SUMBER —

^^^^

DPRA Desak Pencabul Santri di Lhokseumawe Dijerat Dengan UU

Irwan Djohan. (ist)

Banda Aceh (KANALACEH.COM) – Wakil Ketua Dewan Perwakilan Rakyat Aceh (DPRA) Teuku Irwan Djohan mengapresiasi Kejaksaan Negeri (Kejari) Lhokseumawe terkait perkara pencabulan santri di Pesantren AN Lhokseumawe dengan tersangka AI (45) dan MY (26).

Apresiasi disampaikan Teuku Irwan Djohan setelah Kejari Lhokseumawe mengembalikan berkas perkara kepada Polres Lhokseumawe, dengan tujuan agar pelaku dapat dihukum seberat-beratnya.

Irwan Djohan juga sepakat dengan pernyataan Kajari Lhokseumawe Ali Akbar, bahwa perbuatan pelaku tidak hanya merugikan korban, tapi juga telah melukai hati rakyat Aceh karena telah merusak kehormatan lembaga pesantren atau dayah, yang merupakan lembaga yang dihormati di Aceh.

Wakil Ketua DPRA itu, mendesak aparat penegak hukum untuk memproses pelaku dengan Undang-Undang (UU) Perlindungan Anak, bukan hanya dengan Qanun Jinayat. Menurut Irwan Djohan, jika pelaku dihukum berdasarkan qanun agak lemah untuk menjerat pelaku, karena klausul kejahatan seksual terhadap anak tidak diatur secara khusus di dalam Qanun Jinayat.

“Kasus kekerasan seksual terhadap anak di Lhokseumawe itu jelas peristiwa yang sangat memilukan bagi Aceh, khususnya bagi anak-anak Aceh. Anak-anak adalah generasi penerus bangsa yang seharusnya dilindungi dan dididik, bukan karena mereka lemah lalu dijadikan sebagai objek kejahatan,” ujar Irwan Djohan, (13/8).

Ia meminta agar hukum ditegakkan dengan menghukum pelaku seberat-beratnya. Apalagi pada kasus di Lhokseumawe jumlah korbannya sampai 15 orang lebih.

“Ini kejahatan luar biasa. Korbannya anak-anak yang lemah, dan bukan cuma satu orang. Apabila hanya diancam hukuman 90 kali cambuk, tentu sangat ringan bagi pelaku. Jelas tidak setimpal,” ucapnya.

^^^^

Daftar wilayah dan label
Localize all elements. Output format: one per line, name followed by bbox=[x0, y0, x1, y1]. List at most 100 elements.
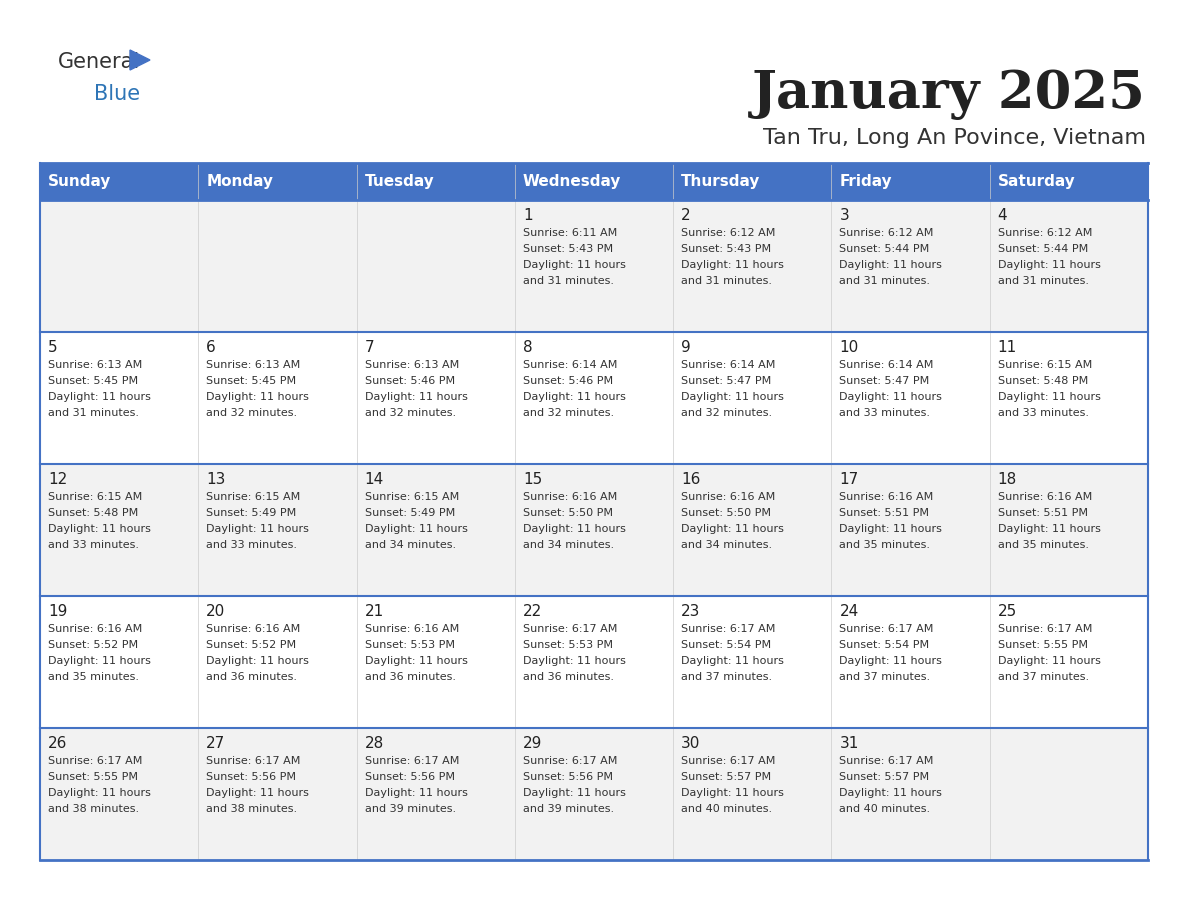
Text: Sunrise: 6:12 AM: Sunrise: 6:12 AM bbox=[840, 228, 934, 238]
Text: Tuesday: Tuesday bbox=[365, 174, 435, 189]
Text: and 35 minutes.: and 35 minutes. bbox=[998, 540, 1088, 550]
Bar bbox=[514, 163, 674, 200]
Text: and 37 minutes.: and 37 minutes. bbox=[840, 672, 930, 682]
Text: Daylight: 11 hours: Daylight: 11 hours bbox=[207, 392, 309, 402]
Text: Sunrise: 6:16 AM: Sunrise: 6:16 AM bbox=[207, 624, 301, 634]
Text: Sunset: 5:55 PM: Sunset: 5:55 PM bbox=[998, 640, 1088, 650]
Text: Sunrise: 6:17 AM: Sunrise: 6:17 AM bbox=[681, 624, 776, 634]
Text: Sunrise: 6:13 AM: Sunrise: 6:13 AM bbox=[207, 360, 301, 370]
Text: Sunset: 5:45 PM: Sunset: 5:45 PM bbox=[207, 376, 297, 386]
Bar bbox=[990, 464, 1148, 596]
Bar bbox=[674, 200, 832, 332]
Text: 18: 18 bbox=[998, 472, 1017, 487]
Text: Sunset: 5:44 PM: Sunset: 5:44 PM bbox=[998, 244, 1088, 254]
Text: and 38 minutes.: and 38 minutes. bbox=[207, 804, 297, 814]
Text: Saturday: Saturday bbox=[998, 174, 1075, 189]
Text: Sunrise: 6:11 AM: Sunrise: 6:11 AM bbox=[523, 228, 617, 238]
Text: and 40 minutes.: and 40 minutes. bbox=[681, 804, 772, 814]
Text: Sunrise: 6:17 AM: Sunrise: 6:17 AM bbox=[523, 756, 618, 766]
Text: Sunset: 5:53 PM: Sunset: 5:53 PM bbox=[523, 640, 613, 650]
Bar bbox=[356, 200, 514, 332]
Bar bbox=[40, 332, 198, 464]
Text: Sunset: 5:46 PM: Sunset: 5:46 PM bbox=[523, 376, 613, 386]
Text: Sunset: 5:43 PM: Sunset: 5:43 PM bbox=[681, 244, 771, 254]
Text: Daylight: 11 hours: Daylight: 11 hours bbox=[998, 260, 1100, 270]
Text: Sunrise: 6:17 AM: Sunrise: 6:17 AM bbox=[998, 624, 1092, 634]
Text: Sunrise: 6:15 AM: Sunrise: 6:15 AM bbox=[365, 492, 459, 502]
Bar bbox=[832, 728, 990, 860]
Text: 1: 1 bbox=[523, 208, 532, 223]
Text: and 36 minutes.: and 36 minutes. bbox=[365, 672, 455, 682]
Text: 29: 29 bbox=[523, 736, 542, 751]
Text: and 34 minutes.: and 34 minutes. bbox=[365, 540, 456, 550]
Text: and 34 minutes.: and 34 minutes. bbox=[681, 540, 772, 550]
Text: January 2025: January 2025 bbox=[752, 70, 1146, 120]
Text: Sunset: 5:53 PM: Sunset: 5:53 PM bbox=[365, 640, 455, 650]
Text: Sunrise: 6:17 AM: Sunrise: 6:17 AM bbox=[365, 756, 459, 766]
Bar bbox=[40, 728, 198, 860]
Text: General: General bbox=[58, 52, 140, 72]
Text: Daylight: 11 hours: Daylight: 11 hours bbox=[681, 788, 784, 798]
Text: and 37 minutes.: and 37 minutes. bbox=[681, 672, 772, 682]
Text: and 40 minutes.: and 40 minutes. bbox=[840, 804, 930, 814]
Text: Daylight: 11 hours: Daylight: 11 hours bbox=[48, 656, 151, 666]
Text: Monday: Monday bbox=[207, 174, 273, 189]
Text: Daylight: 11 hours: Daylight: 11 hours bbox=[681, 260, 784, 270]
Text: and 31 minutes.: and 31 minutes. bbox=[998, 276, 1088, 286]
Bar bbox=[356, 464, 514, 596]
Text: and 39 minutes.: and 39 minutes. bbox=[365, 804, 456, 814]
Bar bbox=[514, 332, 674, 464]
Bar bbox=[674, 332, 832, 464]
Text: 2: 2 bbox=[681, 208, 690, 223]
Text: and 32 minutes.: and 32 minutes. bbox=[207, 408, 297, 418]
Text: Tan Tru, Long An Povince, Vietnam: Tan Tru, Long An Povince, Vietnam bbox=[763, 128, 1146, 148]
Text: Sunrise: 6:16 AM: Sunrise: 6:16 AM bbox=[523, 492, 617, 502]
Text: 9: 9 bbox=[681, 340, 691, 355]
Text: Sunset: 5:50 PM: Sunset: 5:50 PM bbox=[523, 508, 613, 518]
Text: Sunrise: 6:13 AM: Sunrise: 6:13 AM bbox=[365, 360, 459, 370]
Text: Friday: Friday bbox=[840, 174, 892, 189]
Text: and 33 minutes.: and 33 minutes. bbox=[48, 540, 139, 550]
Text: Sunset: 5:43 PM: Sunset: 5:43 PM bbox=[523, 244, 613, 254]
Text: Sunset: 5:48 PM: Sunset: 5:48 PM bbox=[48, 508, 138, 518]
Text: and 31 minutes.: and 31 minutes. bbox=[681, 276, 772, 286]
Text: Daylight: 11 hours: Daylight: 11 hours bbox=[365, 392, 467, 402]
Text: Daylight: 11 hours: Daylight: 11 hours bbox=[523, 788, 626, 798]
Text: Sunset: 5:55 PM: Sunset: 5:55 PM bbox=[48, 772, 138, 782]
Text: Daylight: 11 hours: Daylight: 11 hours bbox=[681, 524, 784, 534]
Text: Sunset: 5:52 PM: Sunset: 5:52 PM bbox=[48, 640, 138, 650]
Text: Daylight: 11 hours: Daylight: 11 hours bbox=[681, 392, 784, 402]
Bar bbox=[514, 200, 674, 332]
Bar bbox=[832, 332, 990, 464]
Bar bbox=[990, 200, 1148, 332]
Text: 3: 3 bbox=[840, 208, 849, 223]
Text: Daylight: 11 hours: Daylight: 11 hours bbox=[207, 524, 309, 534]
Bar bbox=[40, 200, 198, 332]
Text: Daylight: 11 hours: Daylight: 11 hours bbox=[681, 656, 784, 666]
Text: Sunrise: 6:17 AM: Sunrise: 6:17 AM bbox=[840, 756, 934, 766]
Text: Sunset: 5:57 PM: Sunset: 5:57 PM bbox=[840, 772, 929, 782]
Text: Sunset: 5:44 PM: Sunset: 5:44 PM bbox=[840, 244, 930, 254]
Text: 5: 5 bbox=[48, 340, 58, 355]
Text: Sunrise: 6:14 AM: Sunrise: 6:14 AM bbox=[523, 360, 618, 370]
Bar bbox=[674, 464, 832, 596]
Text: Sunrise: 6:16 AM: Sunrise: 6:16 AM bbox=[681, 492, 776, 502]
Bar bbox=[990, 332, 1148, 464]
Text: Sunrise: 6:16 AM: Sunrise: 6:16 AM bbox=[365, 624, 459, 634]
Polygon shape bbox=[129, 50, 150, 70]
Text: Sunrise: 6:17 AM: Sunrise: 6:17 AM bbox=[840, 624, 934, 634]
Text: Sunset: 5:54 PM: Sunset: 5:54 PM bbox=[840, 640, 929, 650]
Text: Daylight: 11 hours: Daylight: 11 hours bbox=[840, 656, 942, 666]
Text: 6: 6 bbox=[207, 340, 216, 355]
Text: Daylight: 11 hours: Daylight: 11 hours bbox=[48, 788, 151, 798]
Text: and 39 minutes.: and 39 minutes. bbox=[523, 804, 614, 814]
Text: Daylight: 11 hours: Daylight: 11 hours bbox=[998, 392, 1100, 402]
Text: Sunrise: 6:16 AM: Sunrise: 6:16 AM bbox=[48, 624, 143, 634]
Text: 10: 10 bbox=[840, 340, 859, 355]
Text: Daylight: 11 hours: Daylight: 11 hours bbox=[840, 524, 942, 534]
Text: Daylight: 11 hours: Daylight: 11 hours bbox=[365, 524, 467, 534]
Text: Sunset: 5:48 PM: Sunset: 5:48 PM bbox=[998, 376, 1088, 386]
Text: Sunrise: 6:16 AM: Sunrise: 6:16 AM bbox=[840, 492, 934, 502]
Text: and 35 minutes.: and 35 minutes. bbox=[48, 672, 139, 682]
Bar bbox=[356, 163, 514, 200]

^^^^

TUGAS A — Apakah setiap pernyataan berikut sesuai dengan berita tentang kasus pencabulan santri di Lhokseumawe: (i) Kejari Lhokseumawe mengembalikan berkas perkara kepada Polres Lhokseumawe; (ii) korban dalam kasus ini kurang dari sepuluh orang; (iii) Irwan Djohan ingin pelaku diproses hanya dengan Qanun Jinayat? Jawab ya atau tidak untuk masing-masing, lalu kutip kata-kata penentunya dari berita itu.
TUGAS B — Sambung berita tentang kasus pencabulan santri di Lhokseumawe, mulai setelah kalimat terakhirnya.

JAWABAN TERTULIS A —
(i) Ya: "Kejari Lhokseumawe mengembalikan berkas perkara kepada Polres Lhokseumawe"
(ii) Tidak: "jumlah korbannya sampai 15 orang lebih"
(iii) Tidak: "bukan hanya dengan Qanun Jinayat"

JAWABAN TERTULIS B —
Irwan Djohan menjelaskan, jika proses hukum terhadap pelaku dijerat dengan Qanun Jinayat, maka maksimal hukumannya hanya 90 kali cambuk, denda 900 gram emas dan kurungan 90 hari. Hukuman demikian tentu sangat ringan dan tidak akan menimbulkan efek jera, serta tidak memenuhi rasa keadilan bagi korban dan keluarga korban.

“Kalaupun pelaku dijerat dengan Qanun Jinayat, maka seharusnya dikali dengan jumlah korban. Dalam kasus ini bukan hanya satu korban, tapi belasan korban, bahkan bisa lebih. Jadi kalau 90 kali cambuk untuk satu korban, maka untuk 10 korban berarti 900 kali cambuk, 9000 gram emas, dan 900 hari penjara. Itupun masih ringan, jadi memang sepantasnya dijerat dengan UU Perlindungan Anak yang hukumannya lebih berat,” sebut Irwan Djohan.

Ia menambahkan, pada beberapa kasus kejahatan seksual terhadap anak di Aceh sudah divonis dengan menggunakan UU Perlindungan Anak, bukan qanun.

“Pada tanggal 16 Juli lalu, Pengadilan Negeri Blang Pidie baru saja menjatuhkan vonis 20 tahun penjara atas pelaku pencabulan terhadap anak tirinya. Itu bisa menjadi sebuah yurispridensi bagi penegak hukum di Lhokseumawe untuk menjerat pelaku menggunakan UU Perlindungan Anak,” terang Irwan Djohan.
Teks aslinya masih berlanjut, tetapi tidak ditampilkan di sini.